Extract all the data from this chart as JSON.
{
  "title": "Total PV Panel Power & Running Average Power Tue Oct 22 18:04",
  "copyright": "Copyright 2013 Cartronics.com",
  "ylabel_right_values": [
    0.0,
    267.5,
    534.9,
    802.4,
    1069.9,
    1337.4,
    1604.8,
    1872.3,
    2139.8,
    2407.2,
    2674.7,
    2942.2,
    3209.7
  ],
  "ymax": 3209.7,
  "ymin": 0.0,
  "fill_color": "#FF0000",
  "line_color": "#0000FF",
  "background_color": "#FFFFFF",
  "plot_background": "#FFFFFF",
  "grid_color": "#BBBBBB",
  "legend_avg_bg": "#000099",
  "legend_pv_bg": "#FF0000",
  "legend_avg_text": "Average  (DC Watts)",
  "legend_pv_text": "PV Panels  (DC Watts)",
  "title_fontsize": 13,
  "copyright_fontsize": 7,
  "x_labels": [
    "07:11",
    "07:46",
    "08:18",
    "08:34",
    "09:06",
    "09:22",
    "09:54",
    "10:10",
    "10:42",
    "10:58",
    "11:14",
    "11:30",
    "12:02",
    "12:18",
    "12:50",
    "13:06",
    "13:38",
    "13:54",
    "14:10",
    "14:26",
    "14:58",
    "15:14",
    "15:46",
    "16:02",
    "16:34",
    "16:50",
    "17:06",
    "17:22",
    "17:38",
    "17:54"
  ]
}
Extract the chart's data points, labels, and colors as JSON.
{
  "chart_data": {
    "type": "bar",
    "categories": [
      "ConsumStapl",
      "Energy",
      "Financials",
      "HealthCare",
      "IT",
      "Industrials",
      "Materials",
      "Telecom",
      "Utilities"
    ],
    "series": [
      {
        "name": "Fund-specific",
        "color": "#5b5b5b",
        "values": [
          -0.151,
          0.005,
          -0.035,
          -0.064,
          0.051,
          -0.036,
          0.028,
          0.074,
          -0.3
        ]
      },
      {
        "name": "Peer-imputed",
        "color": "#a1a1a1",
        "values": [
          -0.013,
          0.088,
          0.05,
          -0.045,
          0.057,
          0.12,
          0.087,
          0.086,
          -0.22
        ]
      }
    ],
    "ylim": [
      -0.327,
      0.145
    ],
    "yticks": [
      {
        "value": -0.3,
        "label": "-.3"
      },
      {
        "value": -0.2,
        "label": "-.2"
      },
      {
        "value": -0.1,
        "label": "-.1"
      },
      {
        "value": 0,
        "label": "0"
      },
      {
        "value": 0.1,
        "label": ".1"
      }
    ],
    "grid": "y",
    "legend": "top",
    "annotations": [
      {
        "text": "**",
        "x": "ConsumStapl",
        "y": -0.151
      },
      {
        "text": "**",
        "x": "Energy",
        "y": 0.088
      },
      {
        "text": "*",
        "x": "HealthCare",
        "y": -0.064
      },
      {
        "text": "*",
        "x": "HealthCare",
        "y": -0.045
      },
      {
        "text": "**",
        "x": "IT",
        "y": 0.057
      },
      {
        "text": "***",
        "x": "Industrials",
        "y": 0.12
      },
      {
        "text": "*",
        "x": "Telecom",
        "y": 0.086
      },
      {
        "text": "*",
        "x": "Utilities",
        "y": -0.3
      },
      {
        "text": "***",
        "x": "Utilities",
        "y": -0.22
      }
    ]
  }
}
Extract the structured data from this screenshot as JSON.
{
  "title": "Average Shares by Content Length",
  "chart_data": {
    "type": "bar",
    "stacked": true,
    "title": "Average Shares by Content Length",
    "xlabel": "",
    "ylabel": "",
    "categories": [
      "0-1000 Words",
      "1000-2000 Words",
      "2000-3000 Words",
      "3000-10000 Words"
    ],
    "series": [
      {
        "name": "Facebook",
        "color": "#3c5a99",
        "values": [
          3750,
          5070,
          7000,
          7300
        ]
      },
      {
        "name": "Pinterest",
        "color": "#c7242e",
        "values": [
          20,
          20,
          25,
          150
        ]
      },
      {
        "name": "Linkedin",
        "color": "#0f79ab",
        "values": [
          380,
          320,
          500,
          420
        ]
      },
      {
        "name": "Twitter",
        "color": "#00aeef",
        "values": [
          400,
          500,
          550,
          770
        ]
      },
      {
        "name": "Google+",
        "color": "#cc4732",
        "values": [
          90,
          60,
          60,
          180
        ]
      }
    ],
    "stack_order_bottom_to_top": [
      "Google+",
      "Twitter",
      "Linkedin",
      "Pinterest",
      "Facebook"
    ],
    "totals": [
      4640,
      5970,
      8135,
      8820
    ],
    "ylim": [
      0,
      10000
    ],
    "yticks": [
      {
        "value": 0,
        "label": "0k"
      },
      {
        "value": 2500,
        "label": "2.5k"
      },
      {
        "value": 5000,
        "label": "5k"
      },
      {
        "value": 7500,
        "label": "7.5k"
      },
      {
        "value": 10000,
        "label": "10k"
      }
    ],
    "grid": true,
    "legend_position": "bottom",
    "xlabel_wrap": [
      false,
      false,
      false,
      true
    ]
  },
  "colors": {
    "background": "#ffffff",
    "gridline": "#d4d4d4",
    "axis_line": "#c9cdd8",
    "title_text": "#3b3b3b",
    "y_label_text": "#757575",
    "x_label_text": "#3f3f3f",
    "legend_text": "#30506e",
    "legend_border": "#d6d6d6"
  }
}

**DIRECTIONS:** Write out all of the records above exactly as they appear.

**FULL RESPONSE:**
Extract all the data from this chart as JSON.
{
  "title": "Total PV Panel Power & Running Average Power Tue Oct 22 18:04",
  "copyright": "Copyright 2013 Cartronics.com",
  "ylabel_right_values": [
    0.0,
    267.5,
    534.9,
    802.4,
    1069.9,
    1337.4,
    1604.8,
    1872.3,
    2139.8,
    2407.2,
    2674.7,
    2942.2,
    3209.7
  ],
  "ymax": 3209.7,
  "ymin": 0.0,
  "fill_color": "#FF0000",
  "line_color": "#0000FF",
  "background_color": "#FFFFFF",
  "plot_background": "#FFFFFF",
  "grid_color": "#BBBBBB",
  "legend_avg_bg": "#000099",
  "legend_pv_bg": "#FF0000",
  "legend_avg_text": "Average  (DC Watts)",
  "legend_pv_text": "PV Panels  (DC Watts)",
  "title_fontsize": 13,
  "copyright_fontsize": 7,
  "x_labels": [
    "07:11",
    "07:46",
    "08:18",
    "08:34",
    "09:06",
    "09:22",
    "09:54",
    "10:10",
    "10:42",
    "10:58",
    "11:14",
    "11:30",
    "12:02",
    "12:18",
    "12:50",
    "13:06",
    "13:38",
    "13:54",
    "14:10",
    "14:26",
    "14:58",
    "15:14",
    "15:46",
    "16:02",
    "16:34",
    "16:50",
    "17:06",
    "17:22",
    "17:38",
    "17:54"
  ]
}
Extract the chart's data points, labels, and colors as JSON.
{
  "chart_data": {
    "type": "bar",
    "categories": [
      "ConsumStapl",
      "Energy",
      "Financials",
      "HealthCare",
      "IT",
      "Industrials",
      "Materials",
      "Telecom",
      "Utilities"
    ],
    "series": [
      {
        "name": "Fund-specific",
        "color": "#5b5b5b",
        "values": [
          -0.151,
          0.005,
          -0.035,
          -0.064,
          0.051,
          -0.036,
          0.028,
          0.074,
          -0.3
        ]
      },
      {
        "name": "Peer-imputed",
        "color": "#a1a1a1",
        "values": [
          -0.013,
          0.088,
          0.05,
          -0.045,
          0.057,
          0.12,
          0.087,
          0.086,
          -0.22
        ]
      }
    ],
    "ylim": [
      -0.327,
      0.145
    ],
    "yticks": [
      {
        "value": -0.3,
        "label": "-.3"
      },
      {
        "value": -0.2,
        "label": "-.2"
      },
      {
        "value": -0.1,
        "label": "-.1"
      },
      {
        "value": 0,
        "label": "0"
      },
      {
        "value": 0.1,
        "label": ".1"
      }
    ],
    "grid": "y",
    "legend": "top",
    "annotations": [
      {
        "text": "**",
        "x": "ConsumStapl",
        "y": -0.151
      },
      {
        "text": "**",
        "x": "Energy",
        "y": 0.088
      },
      {
        "text": "*",
        "x": "HealthCare",
        "y": -0.064
      },
      {
        "text": "*",
        "x": "HealthCare",
        "y": -0.045
      },
      {
        "text": "**",
        "x": "IT",
        "y": 0.057
      },
      {
        "text": "***",
        "x": "Industrials",
        "y": 0.12
      },
      {
        "text": "*",
        "x": "Telecom",
        "y": 0.086
      },
      {
        "text": "*",
        "x": "Utilities",
        "y": -0.3
      },
      {
        "text": "***",
        "x": "Utilities",
        "y": -0.22
      }
    ]
  }
}
Extract the structured data from this screenshot as JSON.
{
  "title": "Average Shares by Content Length",
  "chart_data": {
    "type": "bar",
    "stacked": true,
    "title": "Average Shares by Content Length",
    "xlabel": "",
    "ylabel": "",
    "categories": [
      "0-1000 Words",
      "1000-2000 Words",
      "2000-3000 Words",
      "3000-10000 Words"
    ],
    "series": [
      {
        "name": "Facebook",
        "color": "#3c5a99",
        "values": [
          3750,
          5070,
          7000,
          7300
        ]
      },
      {
        "name": "Pinterest",
        "color": "#c7242e",
        "values": [
          20,
          20,
          25,
          150
        ]
      },
      {
        "name": "Linkedin",
        "color": "#0f79ab",
        "values": [
          380,
          320,
          500,
          420
        ]
      },
      {
        "name": "Twitter",
        "color": "#00aeef",
        "values": [
          400,
          500,
          550,
          770
        ]
      },
      {
        "name": "Google+",
        "color": "#cc4732",
        "values": [
          90,
          60,
          60,
          180
        ]
      }
    ],
    "stack_order_bottom_to_top": [
      "Google+",
      "Twitter",
      "Linkedin",
      "Pinterest",
      "Facebook"
    ],
    "totals": [
      4640,
      5970,
      8135,
      8820
    ],
    "ylim": [
      0,
      10000
    ],
    "yticks": [
      {
        "value": 0,
        "label": "0k"
      },
      {
        "value": 2500,
        "label": "2.5k"
      },
      {
        "value": 5000,
        "label": "5k"
      },
      {
        "value": 7500,
        "label": "7.5k"
      },
      {
        "value": 10000,
        "label": "10k"
      }
    ],
    "grid": true,
    "legend_position": "bottom",
    "xlabel_wrap": [
      false,
      false,
      false,
      true
    ]
  },
  "colors": {
    "background": "#ffffff",
    "gridline": "#d4d4d4",
    "axis_line": "#c9cdd8",
    "title_text": "#3b3b3b",
    "y_label_text": "#757575",
    "x_label_text": "#3f3f3f",
    "legend_text": "#30506e",
    "legend_border": "#d6d6d6"
  }
}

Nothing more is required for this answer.